#### [DATA PROVIDED]
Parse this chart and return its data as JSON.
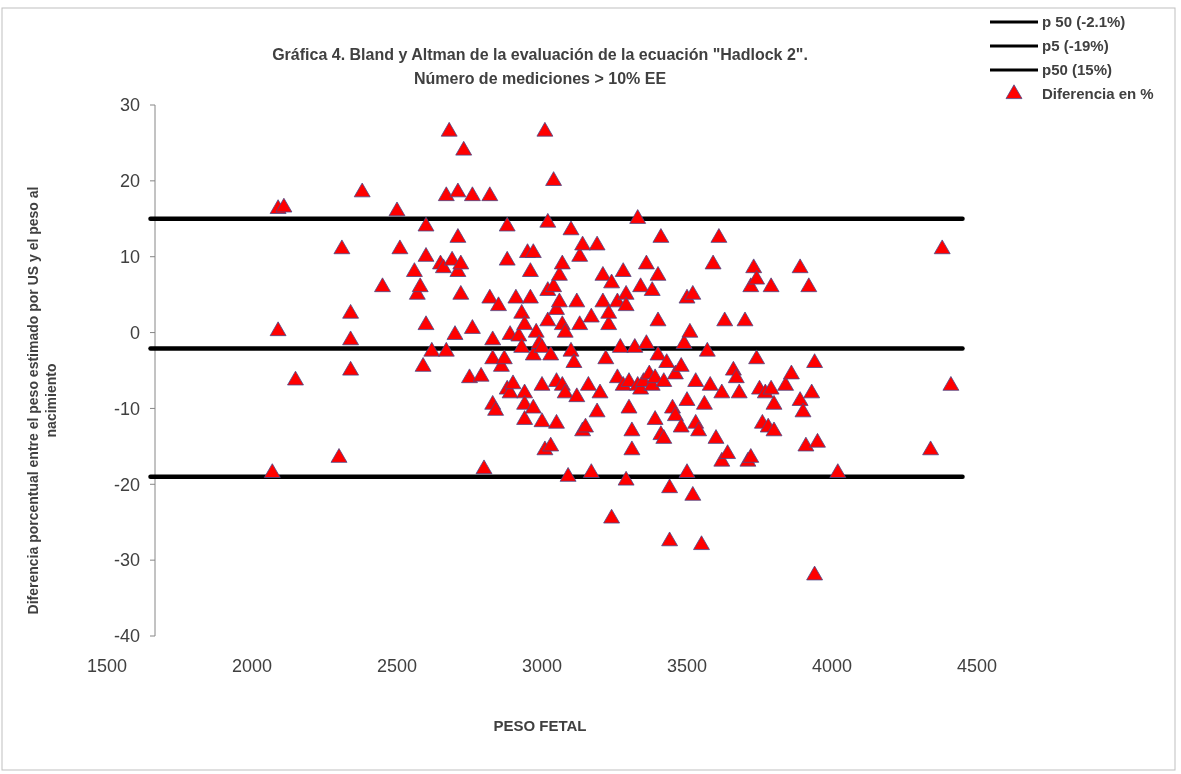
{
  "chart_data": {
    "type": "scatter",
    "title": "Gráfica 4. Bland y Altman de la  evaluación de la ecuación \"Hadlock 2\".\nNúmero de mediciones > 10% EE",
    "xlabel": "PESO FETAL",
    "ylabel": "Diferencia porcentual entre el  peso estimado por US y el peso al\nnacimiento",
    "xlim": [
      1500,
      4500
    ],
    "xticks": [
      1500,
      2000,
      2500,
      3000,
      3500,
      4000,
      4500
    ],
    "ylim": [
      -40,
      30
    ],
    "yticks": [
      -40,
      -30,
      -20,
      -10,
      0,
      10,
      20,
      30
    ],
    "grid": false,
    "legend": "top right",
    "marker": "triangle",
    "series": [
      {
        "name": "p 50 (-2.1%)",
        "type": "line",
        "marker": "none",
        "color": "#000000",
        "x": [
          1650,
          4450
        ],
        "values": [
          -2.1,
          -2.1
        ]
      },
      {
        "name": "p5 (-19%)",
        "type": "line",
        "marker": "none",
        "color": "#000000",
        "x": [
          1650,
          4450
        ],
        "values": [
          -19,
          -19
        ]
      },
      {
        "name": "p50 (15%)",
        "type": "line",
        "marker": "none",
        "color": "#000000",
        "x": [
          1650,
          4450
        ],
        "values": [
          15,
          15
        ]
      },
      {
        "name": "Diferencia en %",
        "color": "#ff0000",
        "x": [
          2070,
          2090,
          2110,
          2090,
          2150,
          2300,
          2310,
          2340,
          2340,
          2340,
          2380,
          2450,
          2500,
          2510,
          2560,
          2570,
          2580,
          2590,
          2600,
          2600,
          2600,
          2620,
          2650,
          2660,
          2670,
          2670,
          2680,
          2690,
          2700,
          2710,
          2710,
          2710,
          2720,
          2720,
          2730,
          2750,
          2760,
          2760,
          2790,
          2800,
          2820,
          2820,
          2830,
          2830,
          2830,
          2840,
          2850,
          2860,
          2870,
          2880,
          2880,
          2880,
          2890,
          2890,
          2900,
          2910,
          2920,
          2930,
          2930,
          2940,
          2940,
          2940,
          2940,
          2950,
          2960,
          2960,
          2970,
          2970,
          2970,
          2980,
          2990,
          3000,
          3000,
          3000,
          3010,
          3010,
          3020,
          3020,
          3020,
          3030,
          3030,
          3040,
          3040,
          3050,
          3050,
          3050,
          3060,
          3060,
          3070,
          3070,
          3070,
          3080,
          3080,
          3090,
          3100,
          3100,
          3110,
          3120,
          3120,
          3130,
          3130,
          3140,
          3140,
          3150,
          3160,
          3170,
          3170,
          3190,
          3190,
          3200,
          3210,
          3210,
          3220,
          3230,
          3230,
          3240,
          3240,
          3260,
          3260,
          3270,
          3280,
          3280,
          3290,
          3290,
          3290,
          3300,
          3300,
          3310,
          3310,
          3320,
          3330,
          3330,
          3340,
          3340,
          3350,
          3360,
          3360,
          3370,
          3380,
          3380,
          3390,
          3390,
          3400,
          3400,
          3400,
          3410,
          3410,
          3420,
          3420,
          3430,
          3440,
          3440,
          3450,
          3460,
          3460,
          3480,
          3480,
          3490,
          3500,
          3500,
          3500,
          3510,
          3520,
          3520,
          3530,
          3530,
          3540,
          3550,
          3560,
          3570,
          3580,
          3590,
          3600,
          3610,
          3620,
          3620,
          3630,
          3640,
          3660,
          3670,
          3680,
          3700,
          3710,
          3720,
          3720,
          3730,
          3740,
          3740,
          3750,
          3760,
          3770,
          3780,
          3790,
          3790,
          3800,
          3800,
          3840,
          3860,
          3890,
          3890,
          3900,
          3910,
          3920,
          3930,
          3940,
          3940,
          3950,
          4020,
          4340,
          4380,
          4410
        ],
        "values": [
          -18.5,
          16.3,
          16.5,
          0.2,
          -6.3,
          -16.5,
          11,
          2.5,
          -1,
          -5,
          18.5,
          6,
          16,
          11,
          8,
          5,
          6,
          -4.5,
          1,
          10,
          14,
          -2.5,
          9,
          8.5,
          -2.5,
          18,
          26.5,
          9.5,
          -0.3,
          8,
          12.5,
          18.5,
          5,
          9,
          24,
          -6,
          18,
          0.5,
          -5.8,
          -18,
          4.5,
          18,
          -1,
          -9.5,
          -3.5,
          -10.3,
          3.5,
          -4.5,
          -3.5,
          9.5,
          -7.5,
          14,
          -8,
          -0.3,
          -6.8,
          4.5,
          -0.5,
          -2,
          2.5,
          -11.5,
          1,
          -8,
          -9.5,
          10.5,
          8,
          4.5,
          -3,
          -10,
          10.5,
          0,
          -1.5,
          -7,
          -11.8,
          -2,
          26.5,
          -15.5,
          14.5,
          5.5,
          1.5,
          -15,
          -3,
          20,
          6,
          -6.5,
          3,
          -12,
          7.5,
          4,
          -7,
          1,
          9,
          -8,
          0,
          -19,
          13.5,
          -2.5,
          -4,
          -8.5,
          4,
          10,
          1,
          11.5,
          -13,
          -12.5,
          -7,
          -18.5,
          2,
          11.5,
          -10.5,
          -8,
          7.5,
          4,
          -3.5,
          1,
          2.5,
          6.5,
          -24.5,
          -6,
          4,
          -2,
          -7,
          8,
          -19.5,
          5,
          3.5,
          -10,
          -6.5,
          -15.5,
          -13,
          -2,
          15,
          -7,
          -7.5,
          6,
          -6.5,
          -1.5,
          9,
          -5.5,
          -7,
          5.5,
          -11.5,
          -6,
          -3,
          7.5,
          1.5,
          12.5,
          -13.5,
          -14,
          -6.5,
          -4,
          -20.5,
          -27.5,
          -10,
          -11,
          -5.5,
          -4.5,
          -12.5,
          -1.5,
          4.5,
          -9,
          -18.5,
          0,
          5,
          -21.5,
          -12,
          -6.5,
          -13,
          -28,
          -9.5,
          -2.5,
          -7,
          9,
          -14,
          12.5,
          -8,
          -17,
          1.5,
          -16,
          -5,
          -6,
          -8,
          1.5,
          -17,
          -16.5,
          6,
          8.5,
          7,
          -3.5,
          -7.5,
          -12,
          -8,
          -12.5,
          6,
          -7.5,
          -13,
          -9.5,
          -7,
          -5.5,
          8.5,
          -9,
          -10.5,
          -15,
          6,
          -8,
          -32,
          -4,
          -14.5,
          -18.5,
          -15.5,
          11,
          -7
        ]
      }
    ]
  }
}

#### [THE EXERCISE]
Count every line in the data where the string "Diferencia" occurs. Give nothing except the number.

#### [FINAL RESULT]
2